----- SELECTED EXTRACT -----

In addition, the government’s fiscal adjustment caused primary spending,
which includes public sector salaries, procurement and public investment,
to decline 14.5% in nominal terms in the first quarter over the same
quarter last year (28.5% in real terms). The 5% nominal spending cut
announced by the finance ministry in July is likely to exert additional
downside pressure on domestic consumption. Finally, the government’s
desire to raise the value-added tax to 16.5% may offset a more pronounced
consumption recovery further.
Meanwhile on the supply side, businesses are facing a politically volatile
operating environment, very tight credit conditions and increased debt
burdens. Central Bank data show that nominal loan rates in July were at
33.5%, still high compared to 25.2% for July last year. Furthermore, the
most recent, financial system statistics from the Superintendence of Bank
and Other Financial Institutions (SUDEBAN) show that the loan portfolio
for the total financial system was down 4.3% in June over the same month
in 2001. According to the Central Bank, private sector manufacturing
industry output (adjusted for inflation) dropped 7.1% in July over the
same month last year, which represented a further deterioration compared
to the 6.2% drop in June for the same period. The most pronounced declines
were observed in basic metals and non-metal goods output, where activity
dropped 51.9% and 11.3% respectively over July last year.

-----

**REQUIRED TASK A**
In the records, substitute "inner region" for "central region" in the stretch from the start of the records through the line that contains "The helical element 4'' is at (513, 279).", changing nothing else and leaving the pictures out of your answer.
The text and the records have no connection to each other.

----- PROVIDED INFORMATION -----

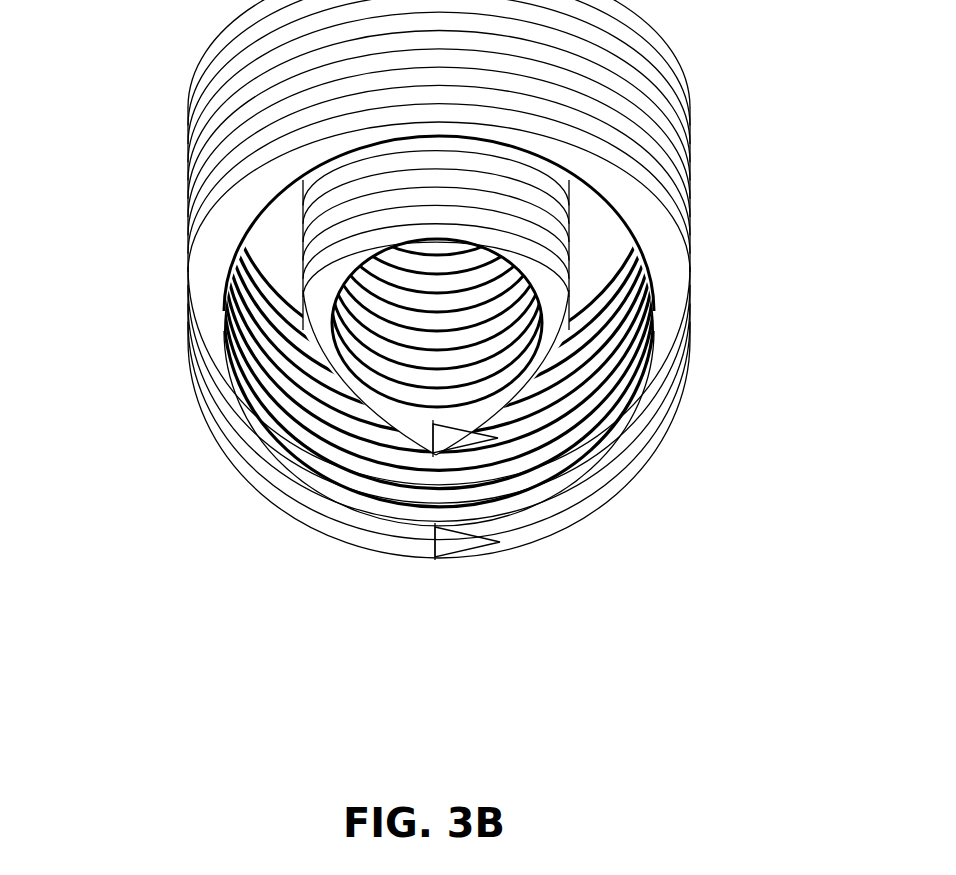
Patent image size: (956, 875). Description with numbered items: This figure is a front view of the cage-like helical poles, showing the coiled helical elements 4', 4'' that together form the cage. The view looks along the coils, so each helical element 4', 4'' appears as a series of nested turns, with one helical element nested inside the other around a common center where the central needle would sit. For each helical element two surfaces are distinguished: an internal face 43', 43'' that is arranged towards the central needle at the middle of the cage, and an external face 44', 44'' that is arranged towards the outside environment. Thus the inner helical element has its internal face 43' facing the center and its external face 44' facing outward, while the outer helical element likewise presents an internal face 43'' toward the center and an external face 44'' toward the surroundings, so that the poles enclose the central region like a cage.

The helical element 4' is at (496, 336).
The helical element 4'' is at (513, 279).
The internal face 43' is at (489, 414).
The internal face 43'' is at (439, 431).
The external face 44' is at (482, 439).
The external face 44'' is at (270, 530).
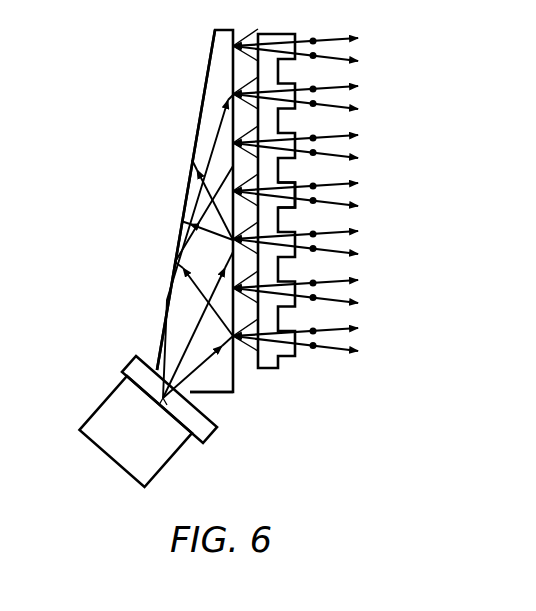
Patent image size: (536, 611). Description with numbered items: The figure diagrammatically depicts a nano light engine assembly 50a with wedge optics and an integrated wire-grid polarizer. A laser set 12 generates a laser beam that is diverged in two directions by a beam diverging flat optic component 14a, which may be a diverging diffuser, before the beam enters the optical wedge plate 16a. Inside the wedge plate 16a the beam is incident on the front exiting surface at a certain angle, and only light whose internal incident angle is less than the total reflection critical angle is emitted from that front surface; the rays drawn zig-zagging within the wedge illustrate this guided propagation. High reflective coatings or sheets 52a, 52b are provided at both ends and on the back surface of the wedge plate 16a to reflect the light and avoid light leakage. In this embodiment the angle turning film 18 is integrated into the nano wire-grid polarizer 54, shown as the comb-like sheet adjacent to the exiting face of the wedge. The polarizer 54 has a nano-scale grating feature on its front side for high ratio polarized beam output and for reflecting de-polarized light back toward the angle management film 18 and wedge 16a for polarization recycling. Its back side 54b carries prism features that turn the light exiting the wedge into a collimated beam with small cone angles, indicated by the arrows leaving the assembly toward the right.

-----

**REQUIRED TASK B**
List the items that the economic report names as included in primary spending.

**FINAL ANSWER A**
Patent image size: (956, 875). Description with numbered items: This figure is a front view of the cage-like helical poles, showing the coiled helical elements 4', 4'' that together form the cage. The view looks along the coils, so each helical element 4', 4'' appears as a series of nested turns, with one helical element nested inside the other around a common center where the central needle would sit. For each helical element two surfaces are distinguished: an internal face 43', 43'' that is arranged towards the central needle at the middle of the cage, and an external face 44', 44'' that is arranged towards the outside environment. Thus the inner helical element has its internal face 43' facing the center and its external face 44' facing outward, while the outer helical element likewise presents an internal face 43'' toward the center and an external face 44'' toward the surroundings, so that the poles enclose the inner region like a cage.

The helical element 4' is at (496, 336).
The helical element 4'' is at (513, 279).

**FINAL ANSWER B**
- public sector salaries
- procurement
- public investment